### INPUT DATA
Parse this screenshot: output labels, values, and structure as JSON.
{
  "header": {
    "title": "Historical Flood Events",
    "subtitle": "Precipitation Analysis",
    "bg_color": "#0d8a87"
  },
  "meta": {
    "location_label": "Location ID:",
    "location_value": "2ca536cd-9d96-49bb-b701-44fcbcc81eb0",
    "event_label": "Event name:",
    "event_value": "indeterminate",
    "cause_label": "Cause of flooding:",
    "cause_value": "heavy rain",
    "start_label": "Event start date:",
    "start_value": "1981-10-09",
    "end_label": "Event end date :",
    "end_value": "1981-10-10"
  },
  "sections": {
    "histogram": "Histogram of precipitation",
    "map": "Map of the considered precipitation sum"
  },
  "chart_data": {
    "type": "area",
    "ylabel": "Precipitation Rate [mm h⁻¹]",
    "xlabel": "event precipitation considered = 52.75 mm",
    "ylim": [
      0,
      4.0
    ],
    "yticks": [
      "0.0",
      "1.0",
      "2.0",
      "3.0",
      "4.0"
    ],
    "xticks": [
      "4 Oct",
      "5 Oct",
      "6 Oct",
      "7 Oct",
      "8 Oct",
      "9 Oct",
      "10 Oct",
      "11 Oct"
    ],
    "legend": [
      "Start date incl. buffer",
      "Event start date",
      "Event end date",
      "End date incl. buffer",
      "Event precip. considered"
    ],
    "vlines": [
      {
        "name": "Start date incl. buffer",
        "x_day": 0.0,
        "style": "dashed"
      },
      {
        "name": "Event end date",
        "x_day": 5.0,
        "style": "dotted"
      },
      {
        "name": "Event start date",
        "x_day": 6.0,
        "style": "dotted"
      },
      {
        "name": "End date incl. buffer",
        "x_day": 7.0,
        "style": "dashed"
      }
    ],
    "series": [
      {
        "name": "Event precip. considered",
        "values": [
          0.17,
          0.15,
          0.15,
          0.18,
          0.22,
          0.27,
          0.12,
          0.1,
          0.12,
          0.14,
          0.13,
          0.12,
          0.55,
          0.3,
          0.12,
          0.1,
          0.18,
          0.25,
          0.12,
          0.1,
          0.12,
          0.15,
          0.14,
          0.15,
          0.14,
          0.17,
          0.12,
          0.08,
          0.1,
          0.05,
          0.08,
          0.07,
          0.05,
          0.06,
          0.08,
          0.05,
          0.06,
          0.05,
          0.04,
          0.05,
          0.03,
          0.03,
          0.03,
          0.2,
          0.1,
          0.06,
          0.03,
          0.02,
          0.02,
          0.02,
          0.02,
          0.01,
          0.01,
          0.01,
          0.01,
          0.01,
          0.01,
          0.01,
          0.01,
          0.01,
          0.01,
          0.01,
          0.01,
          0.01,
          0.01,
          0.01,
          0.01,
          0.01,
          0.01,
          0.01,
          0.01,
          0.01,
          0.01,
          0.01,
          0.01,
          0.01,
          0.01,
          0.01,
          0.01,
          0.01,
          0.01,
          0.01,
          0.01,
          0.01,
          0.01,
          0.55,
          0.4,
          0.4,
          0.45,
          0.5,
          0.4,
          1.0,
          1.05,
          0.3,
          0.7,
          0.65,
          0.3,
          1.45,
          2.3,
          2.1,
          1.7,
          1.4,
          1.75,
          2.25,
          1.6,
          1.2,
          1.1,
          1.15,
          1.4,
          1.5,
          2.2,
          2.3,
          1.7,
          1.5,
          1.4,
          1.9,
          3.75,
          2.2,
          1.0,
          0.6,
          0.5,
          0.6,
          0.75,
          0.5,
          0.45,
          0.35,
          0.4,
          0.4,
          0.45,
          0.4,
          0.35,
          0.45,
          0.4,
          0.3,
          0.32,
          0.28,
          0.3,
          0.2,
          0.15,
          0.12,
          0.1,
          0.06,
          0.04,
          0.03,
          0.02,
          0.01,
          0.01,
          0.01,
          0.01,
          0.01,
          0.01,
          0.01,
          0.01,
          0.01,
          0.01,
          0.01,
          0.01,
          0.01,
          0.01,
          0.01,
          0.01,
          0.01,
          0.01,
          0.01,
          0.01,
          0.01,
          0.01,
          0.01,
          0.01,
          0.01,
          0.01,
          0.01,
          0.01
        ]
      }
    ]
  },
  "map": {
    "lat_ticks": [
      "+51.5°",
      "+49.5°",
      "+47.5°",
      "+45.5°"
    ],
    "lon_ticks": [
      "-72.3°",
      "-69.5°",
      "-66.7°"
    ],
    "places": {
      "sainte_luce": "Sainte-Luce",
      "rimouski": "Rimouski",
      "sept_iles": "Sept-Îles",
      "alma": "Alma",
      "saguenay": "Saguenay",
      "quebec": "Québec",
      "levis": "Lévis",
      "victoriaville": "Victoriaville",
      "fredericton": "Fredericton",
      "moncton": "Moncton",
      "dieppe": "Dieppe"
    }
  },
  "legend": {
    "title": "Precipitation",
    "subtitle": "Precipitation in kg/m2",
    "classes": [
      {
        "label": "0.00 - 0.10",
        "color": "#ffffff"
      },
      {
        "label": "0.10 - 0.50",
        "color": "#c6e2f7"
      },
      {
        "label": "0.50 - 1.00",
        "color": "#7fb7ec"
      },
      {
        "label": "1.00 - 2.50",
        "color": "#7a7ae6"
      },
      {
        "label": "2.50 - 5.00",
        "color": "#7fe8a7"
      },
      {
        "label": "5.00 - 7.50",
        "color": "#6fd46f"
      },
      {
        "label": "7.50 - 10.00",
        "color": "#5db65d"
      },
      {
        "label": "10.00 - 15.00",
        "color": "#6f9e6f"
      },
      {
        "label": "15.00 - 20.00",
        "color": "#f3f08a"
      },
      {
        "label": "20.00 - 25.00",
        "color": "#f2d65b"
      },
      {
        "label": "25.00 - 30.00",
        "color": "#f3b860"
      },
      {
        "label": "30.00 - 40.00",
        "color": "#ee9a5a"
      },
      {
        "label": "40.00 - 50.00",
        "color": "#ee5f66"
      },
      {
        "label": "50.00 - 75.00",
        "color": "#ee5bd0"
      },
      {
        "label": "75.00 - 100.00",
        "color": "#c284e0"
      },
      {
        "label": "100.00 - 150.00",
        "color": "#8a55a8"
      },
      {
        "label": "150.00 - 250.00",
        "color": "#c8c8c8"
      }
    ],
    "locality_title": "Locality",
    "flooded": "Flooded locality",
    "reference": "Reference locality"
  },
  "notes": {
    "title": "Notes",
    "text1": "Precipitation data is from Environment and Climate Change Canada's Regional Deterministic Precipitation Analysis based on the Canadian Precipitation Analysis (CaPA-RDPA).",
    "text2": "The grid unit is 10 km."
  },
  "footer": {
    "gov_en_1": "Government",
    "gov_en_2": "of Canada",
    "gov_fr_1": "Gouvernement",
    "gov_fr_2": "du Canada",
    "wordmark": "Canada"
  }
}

### SHORT TASK
Show the lines from the data above that contain the string "values".

### RESULT OF THE EXERCISE
Parse this screenshot: output labels, values, and structure as JSON.
        "values": [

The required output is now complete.